== AIM ==
Print the entries that appear below, exactly as written and without their pictures.

>> begin TASK INPUT

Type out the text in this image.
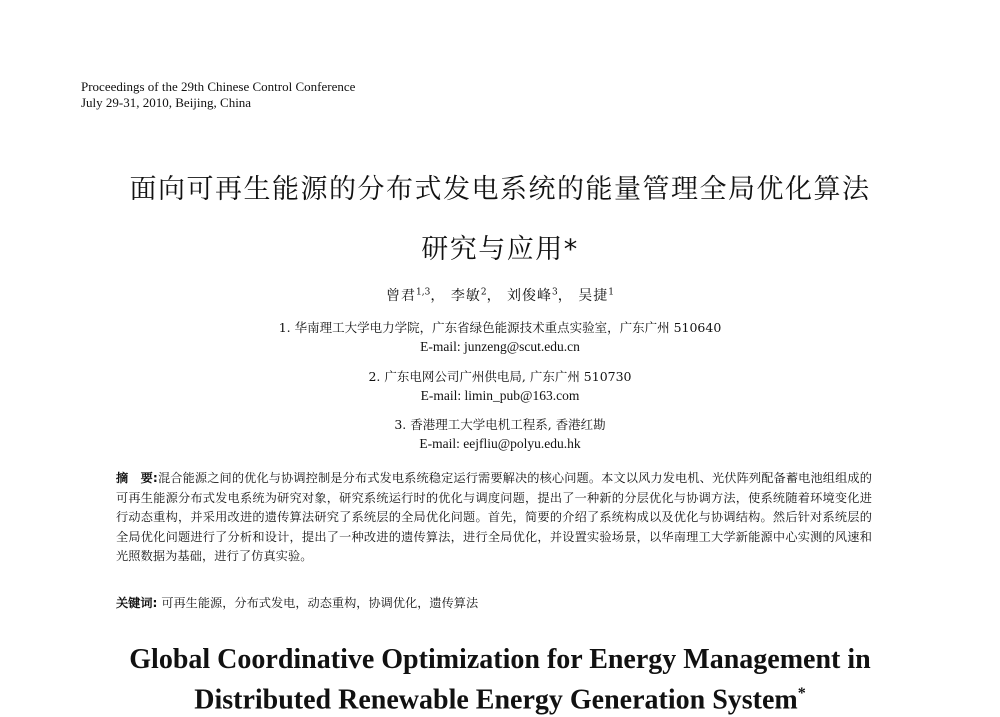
Proceedings of the 29th Chinese Control Conference
July 29-31, 2010, Beijing, China
面向可再生能源的分布式发电系统的能量管理全局优化算法
研究与应用*
曾君$^{1,3}$， 李敏$^2$， 刘俊峰$^3$， 吴捷$^1$
1. 华南理工大学电力学院，广东省绿色能源技术重点实验室，广东广州 510640
E-mail: junzeng@scut.edu.cn
2. 广东电网公司广州供电局, 广东广州 510730
E-mail: limin_pub@163.com
3. 香港理工大学电机工程系, 香港红勘
E-mail: eejfliu@polyu.edu.hk
摘　要:混合能源之间的优化与协调控制是分布式发电系统稳定运行需要解决的核心问题。本文以风力发电机、光伏阵列配备蓄电池组组成的可再生能源分布式发电系统为研究对象，研究系统运行时的优化与调度问题，提出了一种新的分层优化与协调方法，使系统随着环境变化进行动态重构，并采用改进的遗传算法研究了系统层的全局优化问题。首先，简要的介绍了系统构成以及优化与协调结构。然后针对系统层的全局优化问题进行了分析和设计，提出了一种改进的遗传算法，进行全局优化，并设置实验场景，以华南理工大学新能源中心实测的风速和光照数据为基础，进行了仿真实验。
关键词: 可再生能源，分布式发电，动态重构，协调优化，遗传算法
Global Coordinative Optimization for Energy Management in
Distributed Renewable Energy Generation System*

>> end TASK INPUT

== FULL SOLUTION ==
Type out the text in this image.
Proceedings of the 29th Chinese Control Conference
July 29-31, 2010, Beijing, China
面向可再生能源的分布式发电系统的能量管理全局优化算法
研究与应用*
曾君$^{1,3}$， 李敏$^2$， 刘俊峰$^3$， 吴捷$^1$
1. 华南理工大学电力学院，广东省绿色能源技术重点实验室，广东广州 510640
E-mail: junzeng@scut.edu.cn
2. 广东电网公司广州供电局, 广东广州 510730
E-mail: limin_pub@163.com
3. 香港理工大学电机工程系, 香港红勘
E-mail: eejfliu@polyu.edu.hk
摘　要:混合能源之间的优化与协调控制是分布式发电系统稳定运行需要解决的核心问题。本文以风力发电机、光伏阵列配备蓄电池组组成的可再生能源分布式发电系统为研究对象，研究系统运行时的优化与调度问题，提出了一种新的分层优化与协调方法，使系统随着环境变化进行动态重构，并采用改进的遗传算法研究了系统层的全局优化问题。首先，简要的介绍了系统构成以及优化与协调结构。然后针对系统层的全局优化问题进行了分析和设计，提出了一种改进的遗传算法，进行全局优化，并设置实验场景，以华南理工大学新能源中心实测的风速和光照数据为基础，进行了仿真实验。
关键词: 可再生能源，分布式发电，动态重构，协调优化，遗传算法
Global Coordinative Optimization for Energy Management in
Distributed Renewable Energy Generation System*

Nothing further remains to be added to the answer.